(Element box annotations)
## Start
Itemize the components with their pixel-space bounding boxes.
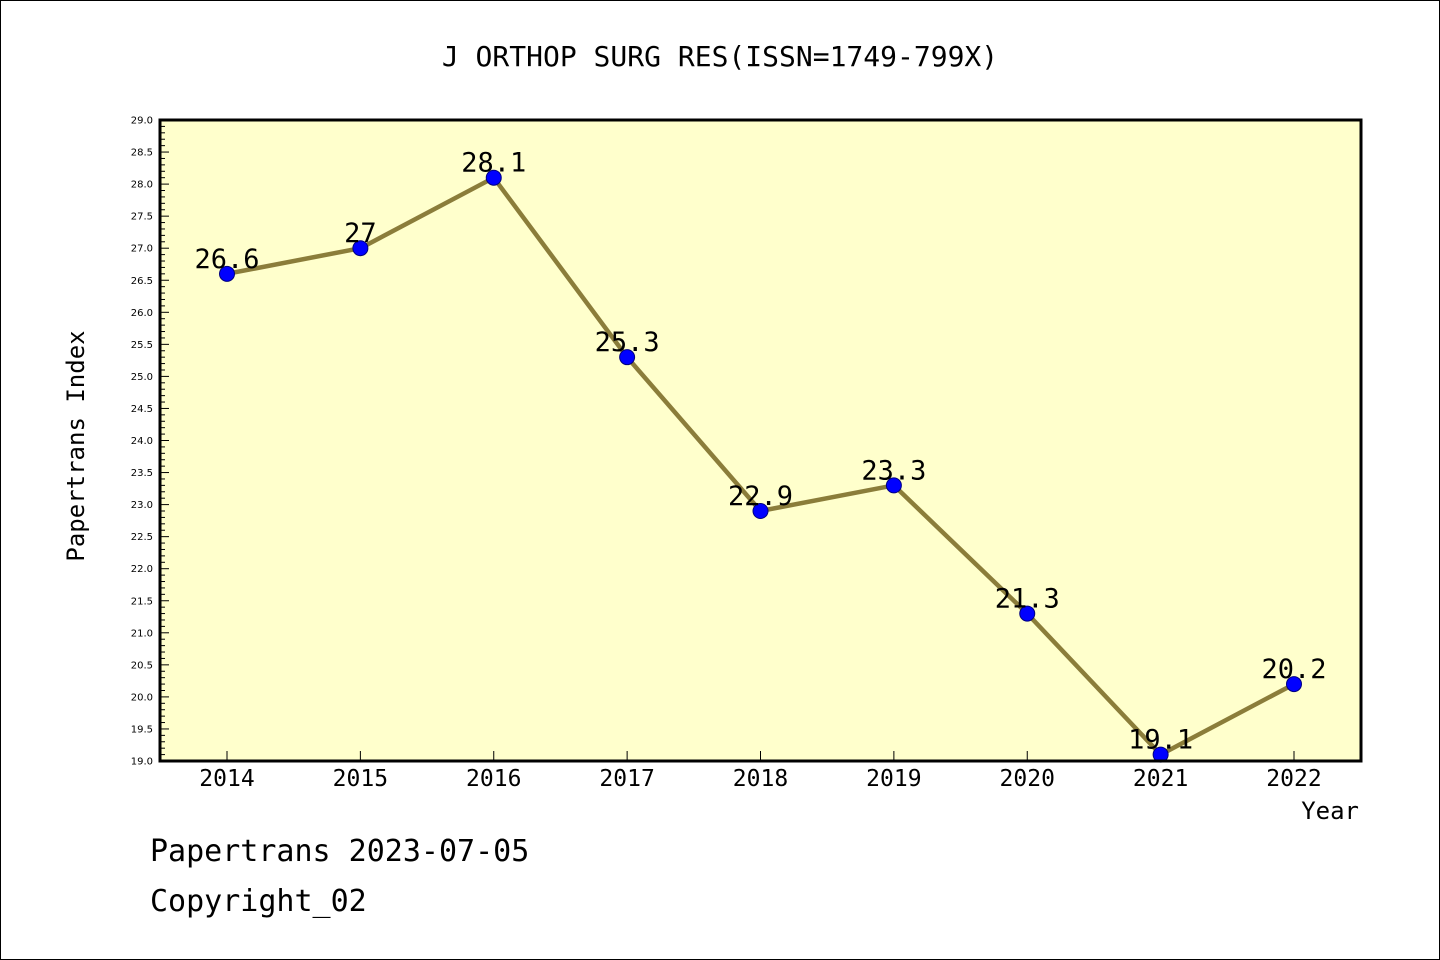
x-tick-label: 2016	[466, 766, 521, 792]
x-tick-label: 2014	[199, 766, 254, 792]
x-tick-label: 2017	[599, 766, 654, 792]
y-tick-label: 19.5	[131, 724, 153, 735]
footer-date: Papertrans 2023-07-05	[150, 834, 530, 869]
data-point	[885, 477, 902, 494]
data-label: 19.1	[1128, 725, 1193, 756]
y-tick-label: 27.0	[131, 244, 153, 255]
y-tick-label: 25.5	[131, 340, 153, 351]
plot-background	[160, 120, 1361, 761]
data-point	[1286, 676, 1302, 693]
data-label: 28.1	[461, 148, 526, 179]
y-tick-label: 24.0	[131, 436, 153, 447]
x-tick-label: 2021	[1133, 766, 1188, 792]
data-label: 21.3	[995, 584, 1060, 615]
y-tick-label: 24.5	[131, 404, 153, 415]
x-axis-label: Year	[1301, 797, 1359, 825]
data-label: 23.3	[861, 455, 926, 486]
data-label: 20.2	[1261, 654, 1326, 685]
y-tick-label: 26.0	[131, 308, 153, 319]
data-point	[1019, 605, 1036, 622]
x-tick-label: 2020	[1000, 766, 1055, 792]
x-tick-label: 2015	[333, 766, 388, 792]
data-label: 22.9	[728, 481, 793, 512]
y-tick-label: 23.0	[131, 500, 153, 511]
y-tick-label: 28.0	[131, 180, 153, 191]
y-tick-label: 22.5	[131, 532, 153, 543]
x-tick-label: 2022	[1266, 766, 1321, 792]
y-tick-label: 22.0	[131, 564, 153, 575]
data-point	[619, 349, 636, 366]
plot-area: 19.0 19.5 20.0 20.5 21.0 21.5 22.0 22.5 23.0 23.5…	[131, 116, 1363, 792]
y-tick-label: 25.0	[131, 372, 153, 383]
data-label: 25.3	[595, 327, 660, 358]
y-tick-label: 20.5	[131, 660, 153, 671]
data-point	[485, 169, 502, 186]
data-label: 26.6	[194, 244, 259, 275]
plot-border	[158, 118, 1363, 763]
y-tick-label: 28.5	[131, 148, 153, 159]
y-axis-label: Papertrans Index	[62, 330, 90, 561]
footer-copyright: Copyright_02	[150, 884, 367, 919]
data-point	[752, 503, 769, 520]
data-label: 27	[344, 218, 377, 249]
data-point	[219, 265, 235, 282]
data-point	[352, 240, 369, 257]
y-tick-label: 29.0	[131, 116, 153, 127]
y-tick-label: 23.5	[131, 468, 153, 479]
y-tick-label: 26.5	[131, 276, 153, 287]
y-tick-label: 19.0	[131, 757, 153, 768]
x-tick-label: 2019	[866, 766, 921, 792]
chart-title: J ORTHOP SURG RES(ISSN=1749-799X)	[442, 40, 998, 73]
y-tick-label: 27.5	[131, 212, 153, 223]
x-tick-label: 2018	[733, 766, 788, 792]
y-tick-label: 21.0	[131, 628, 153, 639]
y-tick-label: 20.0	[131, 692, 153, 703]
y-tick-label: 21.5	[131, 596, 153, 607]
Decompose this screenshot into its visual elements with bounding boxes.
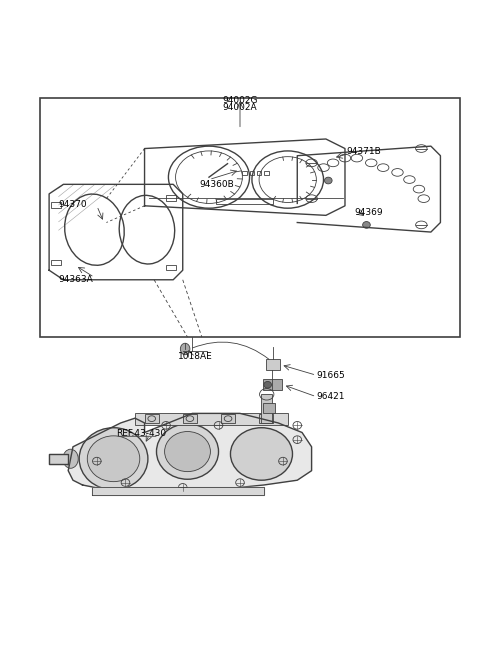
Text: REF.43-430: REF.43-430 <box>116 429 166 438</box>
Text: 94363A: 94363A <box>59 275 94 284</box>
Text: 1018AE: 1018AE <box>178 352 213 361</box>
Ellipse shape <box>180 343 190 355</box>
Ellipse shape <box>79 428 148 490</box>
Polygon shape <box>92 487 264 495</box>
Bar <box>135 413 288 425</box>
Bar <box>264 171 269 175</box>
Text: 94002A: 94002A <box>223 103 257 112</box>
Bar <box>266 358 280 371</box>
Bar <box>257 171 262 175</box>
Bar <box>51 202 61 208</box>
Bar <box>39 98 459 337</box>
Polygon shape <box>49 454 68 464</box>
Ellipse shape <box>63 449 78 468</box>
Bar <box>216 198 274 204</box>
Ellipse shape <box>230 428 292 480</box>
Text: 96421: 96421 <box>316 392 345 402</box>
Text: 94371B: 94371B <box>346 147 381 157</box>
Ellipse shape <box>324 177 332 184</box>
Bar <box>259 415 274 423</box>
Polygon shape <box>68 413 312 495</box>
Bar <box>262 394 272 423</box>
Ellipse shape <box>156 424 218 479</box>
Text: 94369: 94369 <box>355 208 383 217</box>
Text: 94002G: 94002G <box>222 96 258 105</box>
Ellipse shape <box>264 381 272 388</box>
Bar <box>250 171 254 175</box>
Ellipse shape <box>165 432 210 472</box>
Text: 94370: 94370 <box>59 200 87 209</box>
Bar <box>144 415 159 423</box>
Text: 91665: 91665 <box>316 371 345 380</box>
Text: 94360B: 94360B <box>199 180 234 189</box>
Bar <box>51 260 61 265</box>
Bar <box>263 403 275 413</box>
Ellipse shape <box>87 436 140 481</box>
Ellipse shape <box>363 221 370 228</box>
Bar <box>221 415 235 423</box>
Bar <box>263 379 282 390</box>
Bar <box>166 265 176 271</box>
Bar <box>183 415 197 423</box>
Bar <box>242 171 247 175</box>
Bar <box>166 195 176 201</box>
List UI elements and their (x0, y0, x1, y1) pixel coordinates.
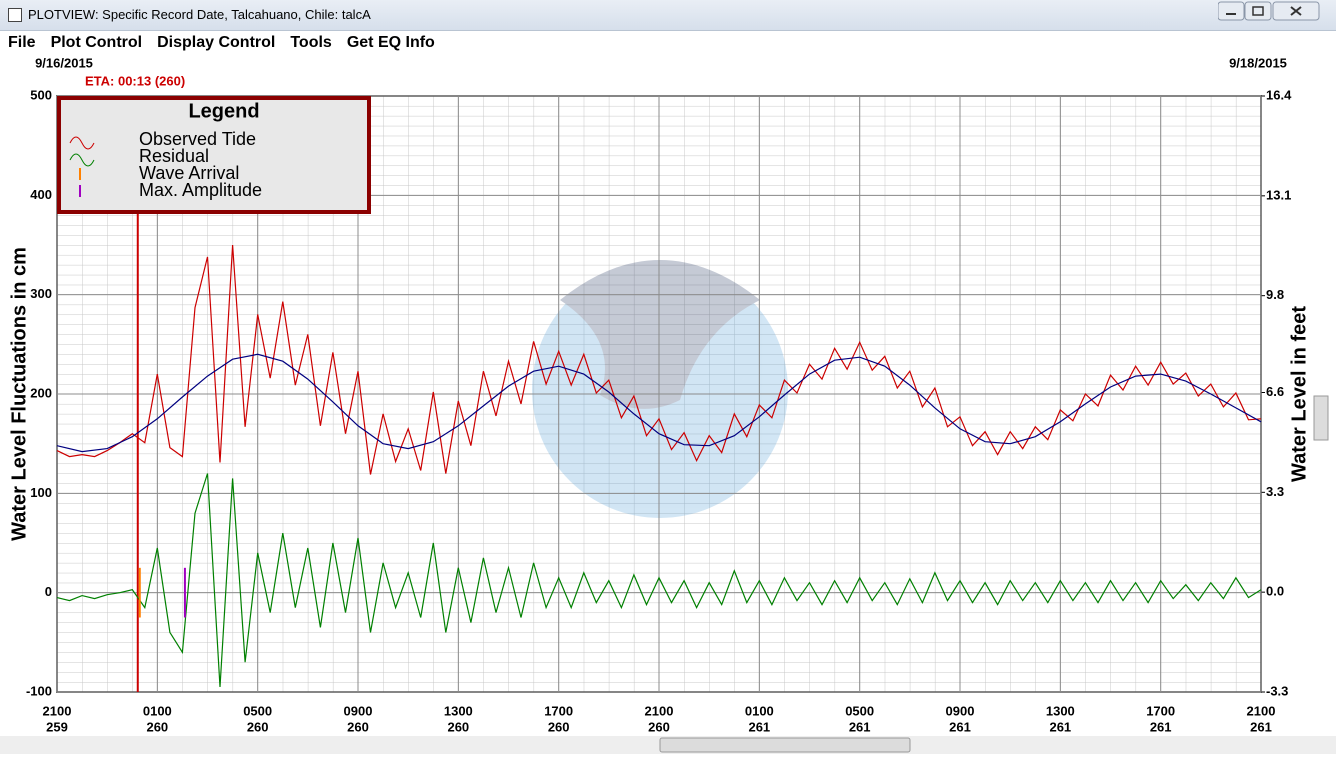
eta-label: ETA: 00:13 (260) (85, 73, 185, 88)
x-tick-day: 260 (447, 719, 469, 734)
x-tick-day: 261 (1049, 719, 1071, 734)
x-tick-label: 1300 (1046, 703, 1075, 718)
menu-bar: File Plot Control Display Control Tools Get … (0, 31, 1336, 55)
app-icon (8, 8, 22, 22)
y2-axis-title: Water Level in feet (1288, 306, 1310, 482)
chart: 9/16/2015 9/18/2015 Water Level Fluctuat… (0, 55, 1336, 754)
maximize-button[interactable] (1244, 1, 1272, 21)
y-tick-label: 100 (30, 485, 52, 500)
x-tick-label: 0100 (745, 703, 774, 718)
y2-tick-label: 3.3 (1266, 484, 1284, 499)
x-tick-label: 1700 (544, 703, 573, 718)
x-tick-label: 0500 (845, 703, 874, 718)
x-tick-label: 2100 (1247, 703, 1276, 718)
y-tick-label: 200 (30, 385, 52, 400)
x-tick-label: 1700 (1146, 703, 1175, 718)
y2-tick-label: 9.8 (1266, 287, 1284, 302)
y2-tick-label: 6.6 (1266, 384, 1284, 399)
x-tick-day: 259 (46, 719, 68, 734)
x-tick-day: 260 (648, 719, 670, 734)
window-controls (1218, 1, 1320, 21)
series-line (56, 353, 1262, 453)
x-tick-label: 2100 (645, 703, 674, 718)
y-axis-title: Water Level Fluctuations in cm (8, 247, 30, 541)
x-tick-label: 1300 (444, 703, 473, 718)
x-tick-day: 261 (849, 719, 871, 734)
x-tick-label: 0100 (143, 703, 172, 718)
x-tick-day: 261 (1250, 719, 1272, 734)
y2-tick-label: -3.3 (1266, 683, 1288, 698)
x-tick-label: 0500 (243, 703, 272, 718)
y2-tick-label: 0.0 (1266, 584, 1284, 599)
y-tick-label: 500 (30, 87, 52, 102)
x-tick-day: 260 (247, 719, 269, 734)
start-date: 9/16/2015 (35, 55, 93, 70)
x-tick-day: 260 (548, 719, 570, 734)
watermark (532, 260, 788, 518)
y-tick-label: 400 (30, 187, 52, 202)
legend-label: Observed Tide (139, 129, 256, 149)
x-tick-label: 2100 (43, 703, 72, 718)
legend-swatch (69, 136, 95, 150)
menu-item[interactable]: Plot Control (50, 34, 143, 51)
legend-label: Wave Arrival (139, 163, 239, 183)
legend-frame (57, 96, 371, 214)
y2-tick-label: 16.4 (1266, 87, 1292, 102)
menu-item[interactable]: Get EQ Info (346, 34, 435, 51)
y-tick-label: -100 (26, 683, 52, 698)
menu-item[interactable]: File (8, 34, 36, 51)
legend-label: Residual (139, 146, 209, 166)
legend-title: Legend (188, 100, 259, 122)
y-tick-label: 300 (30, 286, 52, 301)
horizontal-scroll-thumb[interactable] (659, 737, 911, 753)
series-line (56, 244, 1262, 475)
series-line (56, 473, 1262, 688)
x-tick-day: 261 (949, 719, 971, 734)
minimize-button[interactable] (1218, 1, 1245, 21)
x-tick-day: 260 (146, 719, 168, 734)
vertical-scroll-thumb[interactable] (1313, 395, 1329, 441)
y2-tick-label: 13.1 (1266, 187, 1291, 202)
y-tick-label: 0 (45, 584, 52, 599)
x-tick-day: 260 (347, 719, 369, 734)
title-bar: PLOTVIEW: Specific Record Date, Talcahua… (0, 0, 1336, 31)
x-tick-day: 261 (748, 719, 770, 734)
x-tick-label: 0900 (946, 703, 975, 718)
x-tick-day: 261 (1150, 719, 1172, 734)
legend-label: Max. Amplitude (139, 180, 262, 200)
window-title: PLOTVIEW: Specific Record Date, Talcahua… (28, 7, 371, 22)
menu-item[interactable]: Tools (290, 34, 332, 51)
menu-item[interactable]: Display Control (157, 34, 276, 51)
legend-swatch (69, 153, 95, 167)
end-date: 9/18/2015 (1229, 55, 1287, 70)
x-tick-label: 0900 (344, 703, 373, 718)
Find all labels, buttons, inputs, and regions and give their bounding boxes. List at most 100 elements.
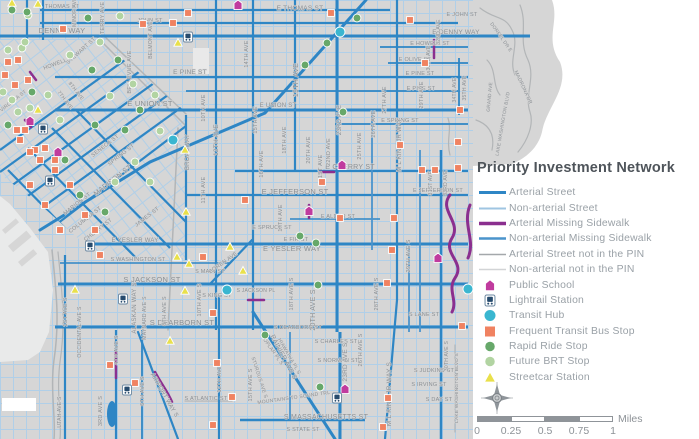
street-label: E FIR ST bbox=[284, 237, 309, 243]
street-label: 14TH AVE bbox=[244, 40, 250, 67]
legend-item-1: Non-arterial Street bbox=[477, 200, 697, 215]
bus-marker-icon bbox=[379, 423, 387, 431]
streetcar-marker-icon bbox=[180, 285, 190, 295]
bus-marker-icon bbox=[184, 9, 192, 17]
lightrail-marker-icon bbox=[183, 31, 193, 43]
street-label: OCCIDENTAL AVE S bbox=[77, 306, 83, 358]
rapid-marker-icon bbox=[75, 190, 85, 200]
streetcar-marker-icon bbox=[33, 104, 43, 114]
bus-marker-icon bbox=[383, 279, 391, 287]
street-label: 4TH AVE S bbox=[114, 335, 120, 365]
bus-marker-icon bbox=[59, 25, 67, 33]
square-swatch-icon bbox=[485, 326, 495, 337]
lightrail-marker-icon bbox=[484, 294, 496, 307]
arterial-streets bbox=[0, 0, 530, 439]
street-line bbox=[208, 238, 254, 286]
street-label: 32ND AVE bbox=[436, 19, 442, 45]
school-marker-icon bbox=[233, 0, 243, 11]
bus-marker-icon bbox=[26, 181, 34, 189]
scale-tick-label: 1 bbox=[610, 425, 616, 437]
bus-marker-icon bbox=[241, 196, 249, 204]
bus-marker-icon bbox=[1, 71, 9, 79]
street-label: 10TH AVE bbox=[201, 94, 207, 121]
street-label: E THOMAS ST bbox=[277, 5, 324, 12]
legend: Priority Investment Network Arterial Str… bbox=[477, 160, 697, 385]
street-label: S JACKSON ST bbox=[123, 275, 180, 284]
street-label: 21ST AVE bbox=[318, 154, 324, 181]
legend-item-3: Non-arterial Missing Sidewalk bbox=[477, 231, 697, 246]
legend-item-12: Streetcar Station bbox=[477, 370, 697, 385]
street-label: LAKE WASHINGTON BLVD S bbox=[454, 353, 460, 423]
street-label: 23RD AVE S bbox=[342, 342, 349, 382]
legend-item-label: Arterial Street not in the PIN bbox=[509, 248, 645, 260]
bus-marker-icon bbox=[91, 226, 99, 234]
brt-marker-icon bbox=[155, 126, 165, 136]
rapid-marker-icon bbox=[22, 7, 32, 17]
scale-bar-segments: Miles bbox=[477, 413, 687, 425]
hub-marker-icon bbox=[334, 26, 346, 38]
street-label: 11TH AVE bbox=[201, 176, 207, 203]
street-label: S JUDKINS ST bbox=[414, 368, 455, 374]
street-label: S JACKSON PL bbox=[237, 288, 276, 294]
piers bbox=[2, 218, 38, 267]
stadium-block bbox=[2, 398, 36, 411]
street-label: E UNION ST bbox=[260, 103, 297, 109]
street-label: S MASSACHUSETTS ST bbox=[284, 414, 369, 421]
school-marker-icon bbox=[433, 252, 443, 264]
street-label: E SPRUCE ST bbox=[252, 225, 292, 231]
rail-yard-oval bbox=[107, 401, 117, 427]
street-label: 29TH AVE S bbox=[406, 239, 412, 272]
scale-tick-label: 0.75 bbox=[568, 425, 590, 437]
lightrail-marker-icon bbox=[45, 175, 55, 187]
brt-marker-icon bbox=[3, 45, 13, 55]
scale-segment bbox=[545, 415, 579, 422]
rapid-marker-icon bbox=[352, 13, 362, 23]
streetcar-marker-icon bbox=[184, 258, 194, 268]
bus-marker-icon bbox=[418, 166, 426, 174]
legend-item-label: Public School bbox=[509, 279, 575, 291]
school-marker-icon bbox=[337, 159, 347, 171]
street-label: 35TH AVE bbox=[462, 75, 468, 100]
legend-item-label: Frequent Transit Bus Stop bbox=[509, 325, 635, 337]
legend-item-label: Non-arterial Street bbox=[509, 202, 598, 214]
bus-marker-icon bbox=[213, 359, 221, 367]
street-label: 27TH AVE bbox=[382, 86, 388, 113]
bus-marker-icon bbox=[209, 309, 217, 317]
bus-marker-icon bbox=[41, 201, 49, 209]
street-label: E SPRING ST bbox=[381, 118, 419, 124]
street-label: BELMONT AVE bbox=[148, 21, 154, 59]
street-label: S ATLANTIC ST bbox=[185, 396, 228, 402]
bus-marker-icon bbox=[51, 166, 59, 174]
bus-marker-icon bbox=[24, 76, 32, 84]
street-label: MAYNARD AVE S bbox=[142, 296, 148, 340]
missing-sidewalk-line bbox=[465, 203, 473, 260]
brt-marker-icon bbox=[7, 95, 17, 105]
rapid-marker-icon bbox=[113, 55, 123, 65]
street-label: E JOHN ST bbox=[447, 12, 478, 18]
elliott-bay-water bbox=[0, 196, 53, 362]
## End
## Brief
Return the lines of the records from the one that contains "eta-label: ETA: 00:13 (260) (85, 73, 185, 88)" through the one that contains "app-icon (8, 8, 22, 22)", including both, reproducing them verbatim.

## Result
eta-label: ETA: 00:13 (260) (85, 73, 185, 88)
x-tick-day: 260 (447, 719, 469, 734)
x-tick-day: 261 (1049, 719, 1071, 734)
x-tick-label: 1300 (1046, 703, 1075, 718)
menu-bar: File Plot Control Display Control Tools Get … (0, 31, 1336, 55)
app-icon (8, 8, 22, 22)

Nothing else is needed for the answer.